Aim. Copy the data that follows, character for character, minus the pictures.
[Start]
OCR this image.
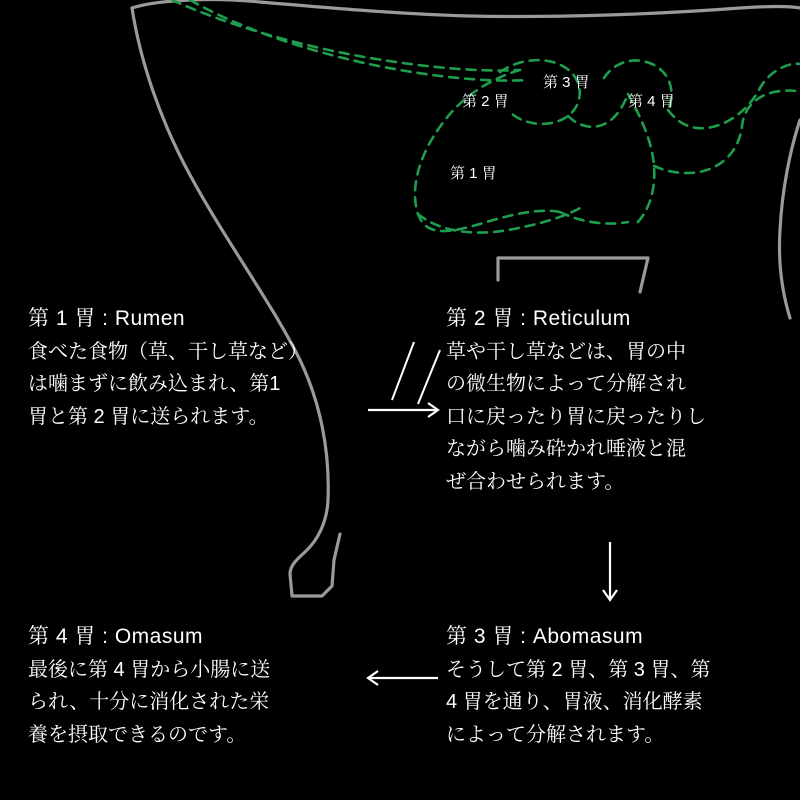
第 1 胃
第 2 胃
第 3 胃
第 4 胃
第 1 胃 : Rumen
食べた食物（草、干し草など）
は噛まずに飲み込まれ、第1
胃と第 2 胃に送られます。
第 2 胃 : Reticulum
草や干し草などは、胃の中
の微生物によって分解され
口に戻ったり胃に戻ったりし
ながら噛み砕かれ唾液と混
ぜ合わせられます。
第 3 胃 : Abomasum
そうして第 2 胃、第 3 胃、第
4 胃を通り、胃液、消化酵素
によって分解されます。
第 4 胃 : Omasum
最後に第 4 胃から小腸に送
られ、十分に消化された栄
養を摂取できるのです。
[End]
Exercise result.
OCR this image.
第 1 胃
第 2 胃
第 3 胃
第 4 胃
第 1 胃 : Rumen
食べた食物（草、干し草など）
は噛まずに飲み込まれ、第1
胃と第 2 胃に送られます。
第 2 胃 : Reticulum
草や干し草などは、胃の中
の微生物によって分解され
口に戻ったり胃に戻ったりし
ながら噛み砕かれ唾液と混
ぜ合わせられます。
第 3 胃 : Abomasum
そうして第 2 胃、第 3 胃、第
4 胃を通り、胃液、消化酵素
によって分解されます。
第 4 胃 : Omasum
最後に第 4 胃から小腸に送
られ、十分に消化された栄
養を摂取できるのです。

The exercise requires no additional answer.